▸ Your instructions:
Reproduce the data exactly.
— BEGIN Input for this task —
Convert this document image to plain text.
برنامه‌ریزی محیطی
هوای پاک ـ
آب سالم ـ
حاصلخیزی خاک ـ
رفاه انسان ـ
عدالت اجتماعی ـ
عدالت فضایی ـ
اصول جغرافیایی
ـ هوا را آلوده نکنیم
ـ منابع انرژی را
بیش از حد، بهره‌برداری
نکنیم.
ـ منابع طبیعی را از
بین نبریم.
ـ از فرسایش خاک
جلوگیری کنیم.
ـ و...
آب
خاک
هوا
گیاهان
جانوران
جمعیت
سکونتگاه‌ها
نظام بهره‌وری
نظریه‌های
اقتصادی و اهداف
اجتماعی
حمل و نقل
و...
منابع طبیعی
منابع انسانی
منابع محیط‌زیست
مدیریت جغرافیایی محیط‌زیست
— END Input for this task —
▸ Reply to the exercise:
Convert this document image to plain text.
برنامه‌ریزی محیطی
هوای پاک ـ
آب سالم ـ
حاصلخیزی خاک ـ
رفاه انسان ـ
عدالت اجتماعی ـ
عدالت فضایی ـ
اصول جغرافیایی
ـ هوا را آلوده نکنیم
ـ منابع انرژی را
بیش از حد، بهره‌برداری
نکنیم.
ـ منابع طبیعی را از
بین نبریم.
ـ از فرسایش خاک
جلوگیری کنیم.
ـ و...
آب
خاک
هوا
گیاهان
جانوران
جمعیت
سکونتگاه‌ها
نظام بهره‌وری
نظریه‌های
اقتصادی و اهداف
اجتماعی
حمل و نقل
و...
منابع طبیعی
منابع انسانی
منابع محیط‌زیست
مدیریت جغرافیایی محیط‌زیست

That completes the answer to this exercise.